--- Material to process ---
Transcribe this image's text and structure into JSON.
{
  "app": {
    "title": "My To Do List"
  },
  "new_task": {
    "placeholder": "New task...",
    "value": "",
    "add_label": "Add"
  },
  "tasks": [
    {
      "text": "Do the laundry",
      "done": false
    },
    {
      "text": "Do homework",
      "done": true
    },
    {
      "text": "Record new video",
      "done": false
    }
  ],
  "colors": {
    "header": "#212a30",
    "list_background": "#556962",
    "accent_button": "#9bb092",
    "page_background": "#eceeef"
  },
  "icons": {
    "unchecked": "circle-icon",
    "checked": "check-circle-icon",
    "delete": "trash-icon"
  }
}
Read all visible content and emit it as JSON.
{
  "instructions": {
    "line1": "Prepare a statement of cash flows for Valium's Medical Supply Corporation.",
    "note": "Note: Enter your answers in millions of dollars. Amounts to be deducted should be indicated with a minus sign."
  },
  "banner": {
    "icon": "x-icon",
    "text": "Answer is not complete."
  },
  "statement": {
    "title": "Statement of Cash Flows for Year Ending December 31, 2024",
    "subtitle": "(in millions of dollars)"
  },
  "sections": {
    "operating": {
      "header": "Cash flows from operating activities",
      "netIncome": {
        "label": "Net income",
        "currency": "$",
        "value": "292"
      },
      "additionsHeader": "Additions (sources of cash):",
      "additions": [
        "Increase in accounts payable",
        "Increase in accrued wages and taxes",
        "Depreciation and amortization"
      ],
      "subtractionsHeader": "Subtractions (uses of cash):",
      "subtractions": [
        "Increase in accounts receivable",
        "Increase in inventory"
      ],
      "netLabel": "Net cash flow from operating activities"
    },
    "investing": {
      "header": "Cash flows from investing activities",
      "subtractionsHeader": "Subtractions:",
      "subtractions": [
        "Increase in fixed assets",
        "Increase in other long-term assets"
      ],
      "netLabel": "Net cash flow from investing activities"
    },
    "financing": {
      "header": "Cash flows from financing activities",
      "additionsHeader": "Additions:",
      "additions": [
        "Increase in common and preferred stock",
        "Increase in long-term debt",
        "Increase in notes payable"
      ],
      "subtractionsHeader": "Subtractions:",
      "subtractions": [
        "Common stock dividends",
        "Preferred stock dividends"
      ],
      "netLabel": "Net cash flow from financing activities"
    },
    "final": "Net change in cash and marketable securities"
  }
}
---
Extract every line containing the string "millions" from the data above.

    "note": "Note: Enter your answers in millions of dollars. Amounts to be deducted should be indicated with a minus sign."
    "subtitle": "(in millions of dollars)"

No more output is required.